Exercise input:
■ ■ ■
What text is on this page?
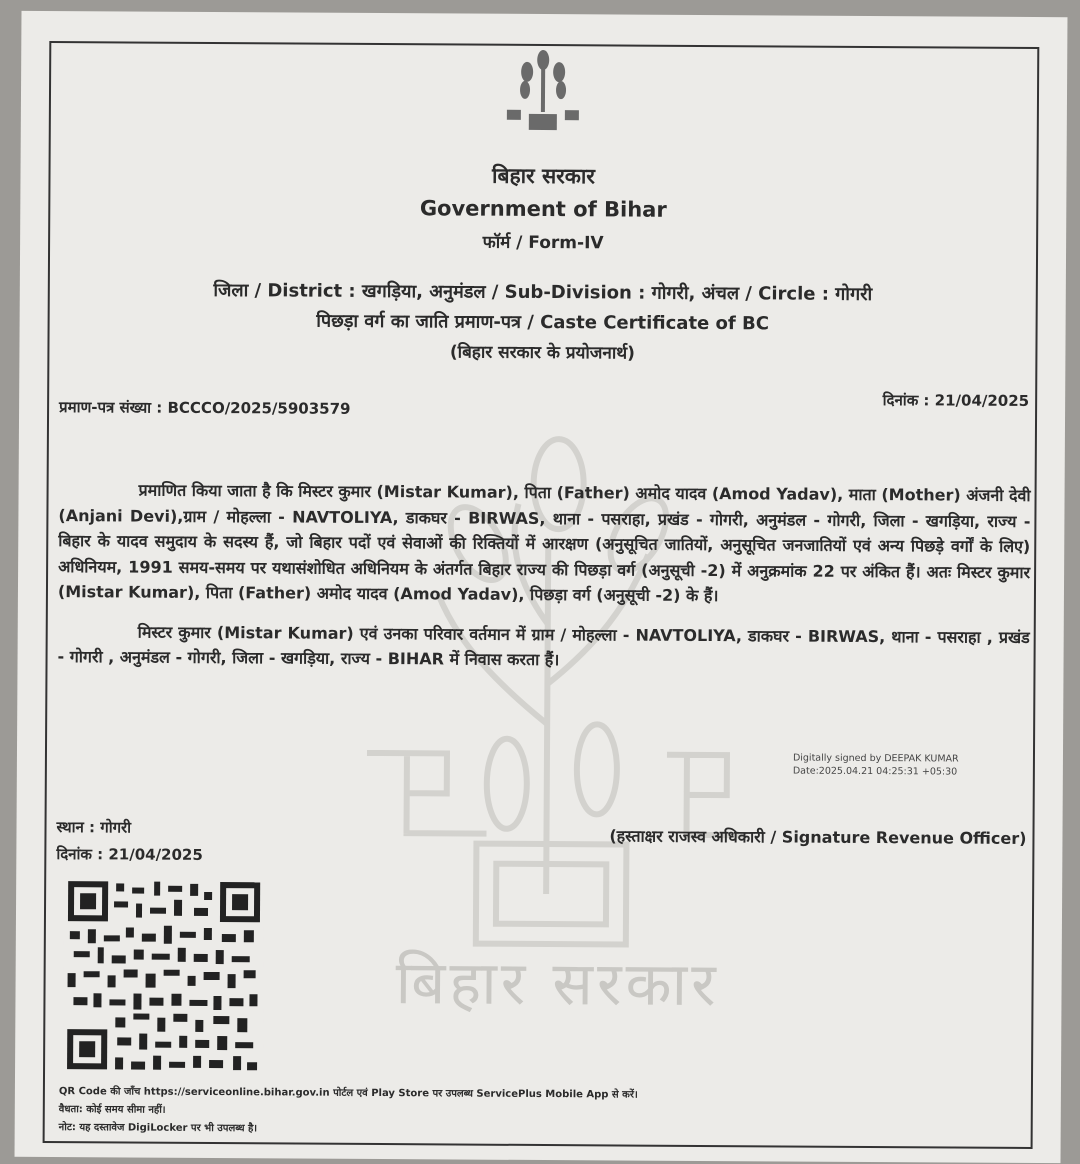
बिहार सरकार
बिहार सरकार
Government of Bihar
फॉर्म / Form-IV
जिला / District : खगड़िया, अनुमंडल / Sub-Division : गोगरी, अंचल / Circle : गोगरी
पिछड़ा वर्ग का जाति प्रमाण-पत्र / Caste Certificate of BC
(बिहार सरकार के प्रयोजनार्थ)
प्रमाण-पत्र संख्या : BCCCO/2025/5903579	दिनांक : 21/04/2025

प्रमाणित किया जाता है कि मिस्टर कुमार (Mistar Kumar), पिता (Father) अमोद यादव (Amod Yadav), माता (Mother) अंजनी देवी (Anjani Devi),ग्राम / मोहल्ला - NAVTOLIYA, डाकघर - BIRWAS, थाना - पसराहा, प्रखंड - गोगरी, अनुमंडल - गोगरी, जिला - खगड़िया, राज्य - बिहार के यादव समुदाय के सदस्य हैं, जो बिहार पदों एवं सेवाओं की रिक्तियों में आरक्षण (अनुसूचित जातियों, अनुसूचित जनजातियों एवं अन्य पिछड़े वर्गों के लिए) अधिनियम, 1991 समय-समय पर यथासंशोधित अधिनियम के अंतर्गत बिहार राज्य की पिछड़ा वर्ग (अनुसूची -2) में अनुक्रमांक 22 पर अंकित हैं। अतः मिस्टर कुमार (Mistar Kumar), पिता (Father) अमोद यादव (Amod Yadav), पिछड़ा वर्ग (अनुसूची -2) के हैं।

मिस्टर कुमार (Mistar Kumar) एवं उनका परिवार वर्तमान में ग्राम / मोहल्ला - NAVTOLIYA, डाकघर - BIRWAS, थाना - पसराहा , प्रखंड - गोगरी , अनुमंडल - गोगरी, जिला - खगड़िया, राज्य - BIHAR में निवास करता हैं।

Digitally signed by DEEPAK KUMAR
Date:2025.04.21 04:25:31 +05:30
स्थान : गोगरी
दिनांक : 21/04/2025
(हस्ताक्षर राजस्व अधिकारी / Signature Revenue Officer)
QR Code की जाँच https://serviceonline.bihar.gov.in पोर्टल एवं Play Store पर उपलब्ध ServicePlus Mobile App से करें।
वैधता: कोई समय सीमा नहीं।
नोट: यह दस्तावेज DigiLocker पर भी उपलब्ध है।
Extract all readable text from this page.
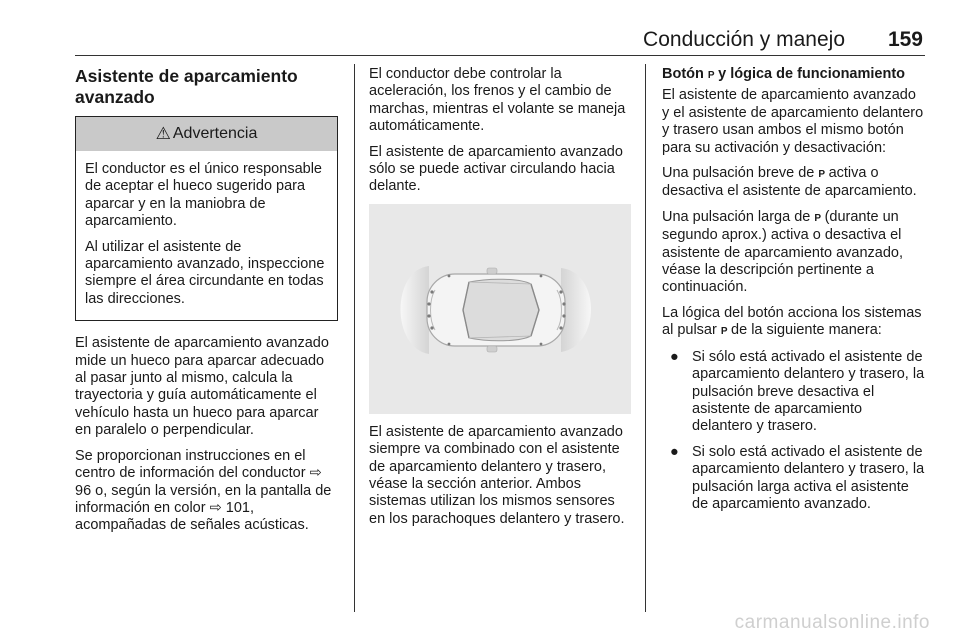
Conducción y manejo 159
Asistente de aparcamiento avanzado
⚠ Advertencia

El conductor es el único responsable de aceptar el hueco sugerido para aparcar y en la maniobra de aparcamiento.

Al utilizar el asistente de aparcamiento avanzado, inspeccione siempre el área circundante en todas las direcciones.

El asistente de aparcamiento avanzado mide un hueco para aparcar adecuado al pasar junto al mismo, calcula la trayectoria y guía automáticamente el vehículo hasta un hueco para aparcar en paralelo o perpendicular.

Se proporcionan instrucciones en el centro de información del conductor ⇨ 96 o, según la versión, en la pantalla de información en color ⇨ 101, acompañadas de señales acústicas.

El conductor debe controlar la aceleración, los frenos y el cambio de marchas, mientras el volante se maneja automáticamente.

El asistente de aparcamiento avanzado sólo se puede activar circulando hacia delante.

El asistente de aparcamiento avanzado siempre va combinado con el asistente de aparcamiento delantero y trasero, véase la sección anterior. Ambos sistemas utilizan los mismos sensores en los parachoques delantero y trasero.

Botón P y lógica de funcionamiento

El asistente de aparcamiento avanzado y el asistente de aparcamiento delantero y trasero usan ambos el mismo botón para su activación y desactivación:

Una pulsación breve de P activa o desactiva el asistente de aparcamiento.

Una pulsación larga de P (durante un segundo aprox.) activa o desactiva el asistente de aparcamiento avanzado, véase la descripción pertinente a continuación.

La lógica del botón acciona los sistemas al pulsar P de la siguiente manera:

● Si sólo está activado el asistente de aparcamiento delantero y trasero, la pulsación breve desactiva el asistente de aparcamiento delantero y trasero.
● Si solo está activado el asistente de aparcamiento delantero y trasero, la pulsación larga activa el asistente de aparcamiento avanzado.
carmanualsonline.info
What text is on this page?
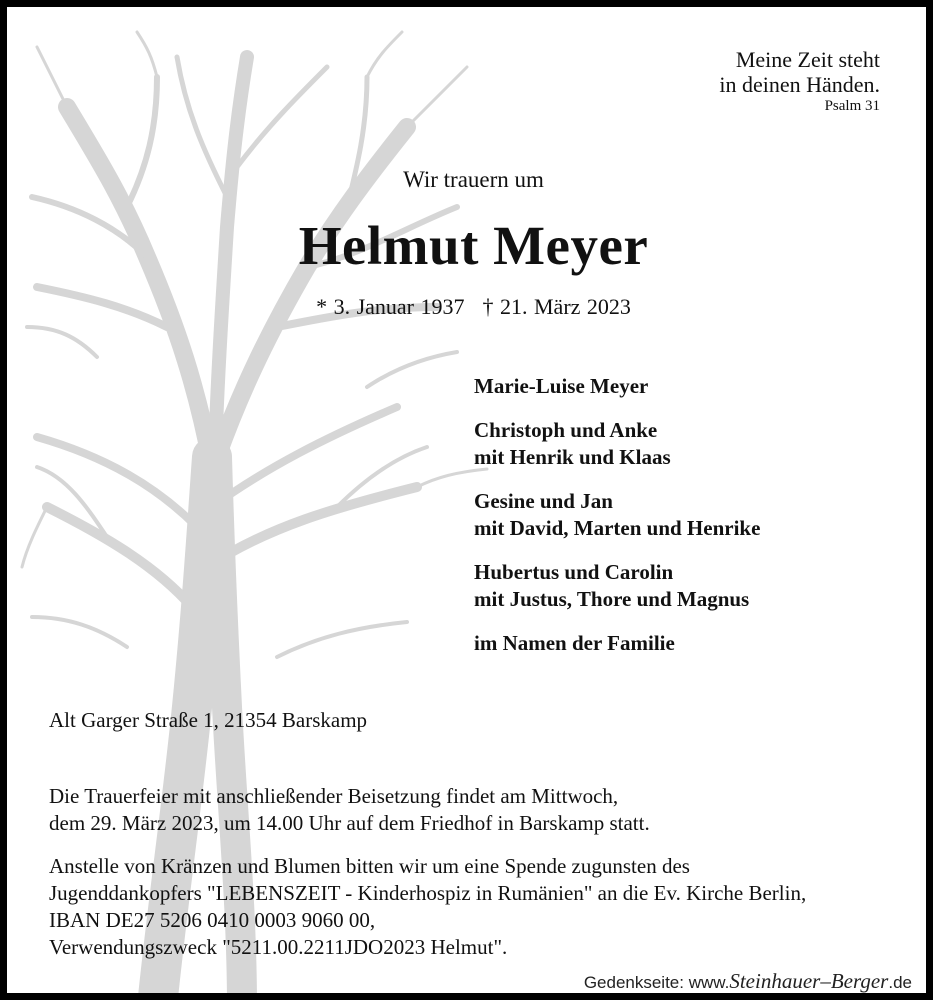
Meine Zeit steht
in deinen Händen.
Psalm 31
Wir trauern um
Helmut Meyer
* 3. Januar 1937 † 21. März 2023
Marie-Luise Meyer
Christoph und Anke
mit Henrik und Klaas
Gesine und Jan
mit David, Marten und Henrike
Hubertus und Carolin
mit Justus, Thore und Magnus
im Namen der Familie
Alt Garger Straße 1, 21354 Barskamp
Die Trauerfeier mit anschließender Beisetzung findet am Mittwoch,
dem 29. März 2023, um 14.00 Uhr auf dem Friedhof in Barskamp statt.
Anstelle von Kränzen und Blumen bitten wir um eine Spende zugunsten des
Jugenddankopfers "LEBENSZEIT - Kinderhospiz in Rumänien" an die Ev. Kirche Berlin,
IBAN DE27 5206 0410 0003 9060 00,
Verwendungszweck "5211.00.2211JDO2023 Helmut".
Gedenkseite: www.Steinhauer–Berger.de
■ ■ ■
Job:
Copy each line of the listing that contains the string "hueco".

Output of the exercise:
El conductor es el único responsable de aceptar el hueco sugerido para aparcar y en la maniobra de aparcamiento.
El asistente de aparcamiento avanzado mide un hueco para aparcar adecuado al pasar junto al mismo, calcula la trayectoria y guía automáticamente el vehículo hasta un hueco para aparcar en paralelo o perpendicular.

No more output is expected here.